**EXERCISE DESCRIPTION**
Count the lines containing "text" in the entries underneath, and state that count without anything else.

###

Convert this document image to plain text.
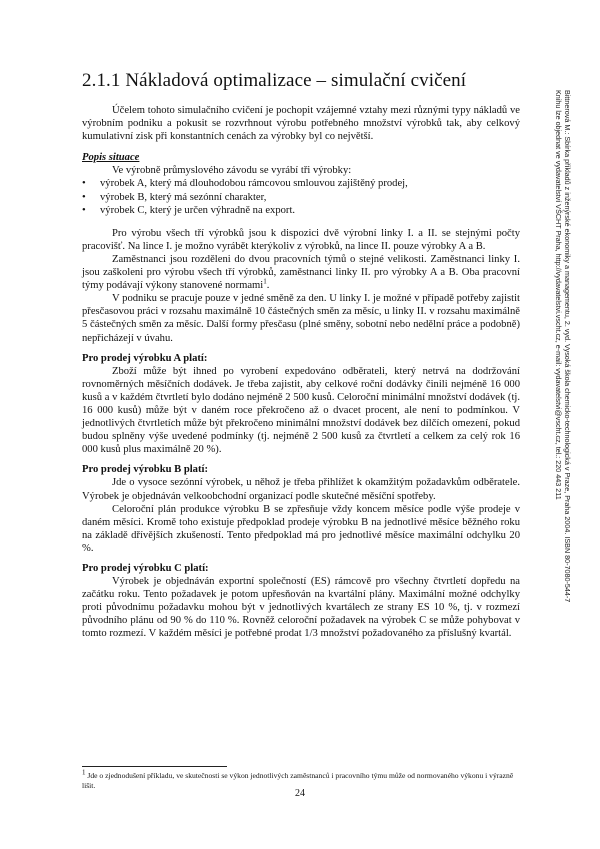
2.1.1 Nákladová optimalizace – simulační cvičení

Účelem tohoto simulačního cvičení je pochopit vzájemné vztahy mezi různými typy nákladů ve výrobním podniku a pokusit se rozvrhnout výrobu potřebného množství výrobků tak, aby celkový kumulativní zisk při konstantních cenách za výrobky byl co největší.

Popis situace

Ve výrobně průmyslového závodu se vyrábí tři výrobky:

• výrobek A, který má dlouhodobou rámcovou smlouvou zajištěný prodej,
• výrobek B, který má sezónní charakter,
• výrobek C, který je určen výhradně na export.

Pro výrobu všech tří výrobků jsou k dispozici dvě výrobní linky I. a II. se stejnými počty pracovišť. Na lince I. je možno vyrábět kterýkoliv z výrobků, na lince II. pouze výrobky A a B.

Zaměstnanci jsou rozděleni do dvou pracovních týmů o stejné velikosti. Zaměstnanci linky I. jsou zaškoleni pro výrobu všech tří výrobků, zaměstnanci linky II. pro výrobky A a B. Oba pracovní týmy podávají výkony stanovené normami$^1$.

V podniku se pracuje pouze v jedné směně za den. U linky I. je možné v případě potřeby zajistit přesčasovou práci v rozsahu maximálně 10 částečných směn za měsíc, u linky II. v rozsahu maximálně 5 částečných směn za měsíc. Další formy přesčasu (plné směny, sobotní nebo nedělní práce a podobně) nepřicházejí v úvahu.

Pro prodej výrobku A platí:

Zboží může být ihned po vyrobení expedováno odběrateli, který netrvá na dodržování rovnoměrných měsíčních dodávek. Je třeba zajistit, aby celkové roční dodávky činili nejméně 16 000 kusů a v každém čtvrtletí bylo dodáno nejméně 2 500 kusů. Celoroční minimální množství dodávek (tj. 16 000 kusů) může být v daném roce překročeno až o dvacet procent, ale není to podmínkou. V jednotlivých čtvrtletích může být překročeno minimální množství dodávek bez dílčích omezení, pokud budou splněny výše uvedené podmínky (tj. nejméně 2 500 kusů za čtvrtletí a celkem za celý rok 16 000 kusů plus maximálně 20 %).

Pro prodej výrobku B platí:

Jde o vysoce sezónní výrobek, u něhož je třeba přihlížet k okamžitým požadavkům odběratele. Výrobek je objednáván velkoobchodní organizací podle skutečné měsíční spotřeby.

Celoroční plán produkce výrobku B se zpřesňuje vždy koncem měsíce podle výše prodeje v daném měsíci. Kromě toho existuje předpoklad prodeje výrobku B na jednotlivé měsíce běžného roku na základě dřívějších zkušeností. Tento předpoklad má pro jednotlivé měsíce maximální odchylku 20 %.

Pro prodej výrobku C platí:

Výrobek je objednáván exportní společností (ES) rámcově pro všechny čtvrtletí dopředu na začátku roku. Tento požadavek je potom upřesňován na kvartální plány. Maximální možné odchylky proti původnímu požadavku mohou být v jednotlivých kvartálech ze strany ES 10 %, tj. v rozmezí původního plánu od 90 % do 110 %. Rovněž celoroční požadavek na výrobek C se může pohybovat v tomto rozmezí. V každém měsíci je potřebné prodat 1/3 množství požadovaného za příslušný kvartál.

$^1$ Jde o zjednodušení příkladu, ve skutečnosti se výkon jednotlivých zaměstnanců i pracovního týmu může od normovaného výkonu i výrazně lišit.
24
Bittnerová M.: Sbírka příkladů z inženýrské ekonomiky a managementu, 2. vyd. Vysoká škola chemicko-technologická v Praze, Praha 2004. ISBN 80-7080-544-7
Knihu lze objednat ve vydavatelství VŠCHT Praha, http://vydavatelstvi.vscht.cz, e-mail: vydavatelstvi@vscht.cz, tel.: 220 443 211
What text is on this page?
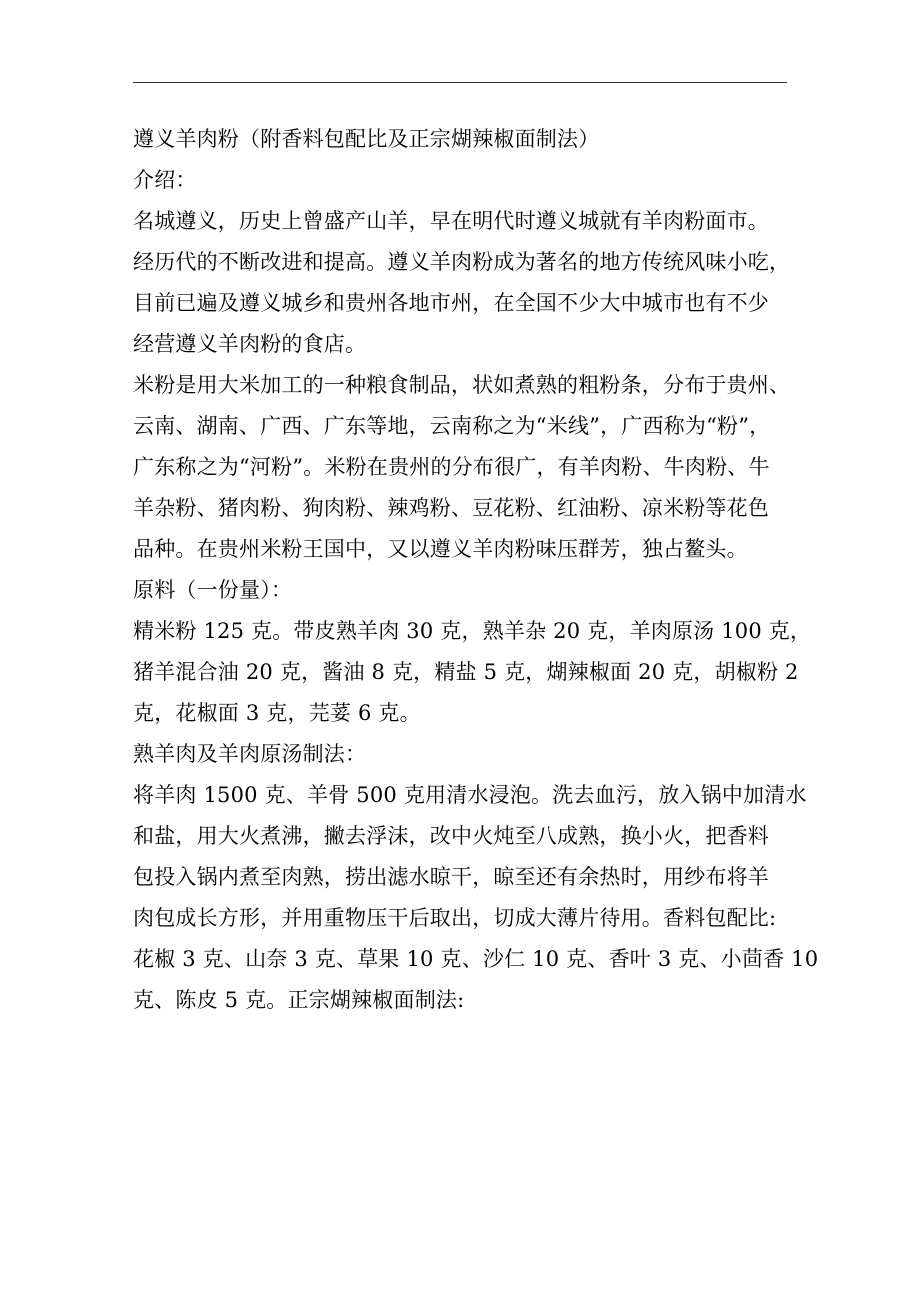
遵义羊肉粉（附香料包配比及正宗煳辣椒面制法）
介绍：
名城遵义，历史上曾盛产山羊，早在明代时遵义城就有羊肉粉面市。
经历代的不断改进和提高。遵义羊肉粉成为著名的地方传统风味小吃，
目前已遍及遵义城乡和贵州各地市州，在全国不少大中城市也有不少
经营遵义羊肉粉的食店。
米粉是用大米加工的一种粮食制品，状如煮熟的粗粉条，分布于贵州、
云南、湖南、广西、广东等地，云南称之为“米线”，广西称为“粉”，
广东称之为“河粉”。米粉在贵州的分布很广，有羊肉粉、牛肉粉、牛
羊杂粉、猪肉粉、狗肉粉、辣鸡粉、豆花粉、红油粉、凉米粉等花色
品种。在贵州米粉王国中，又以遵义羊肉粉味压群芳，独占鳌头。
原料（一份量）：
精米粉 125 克。带皮熟羊肉 30 克，熟羊杂 20 克，羊肉原汤 100 克，
猪羊混合油 20 克，酱油 8 克，精盐 5 克，煳辣椒面 20 克，胡椒粉 2
克，花椒面 3 克，芫荽 6 克。
熟羊肉及羊肉原汤制法：
将羊肉 1500 克、羊骨 500 克用清水浸泡。洗去血污，放入锅中加清水
和盐，用大火煮沸，撇去浮沫，改中火炖至八成熟，换小火，把香料
包投入锅内煮至肉熟，捞出滤水晾干，晾至还有余热时，用纱布将羊
肉包成长方形，并用重物压干后取出，切成大薄片待用。香料包配比:
花椒 3 克、山奈 3 克、草果 10 克、沙仁 10 克、香叶 3 克、小茴香 10
克、陈皮 5 克。正宗煳辣椒面制法:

###

**RESULT OF THE TASK**
2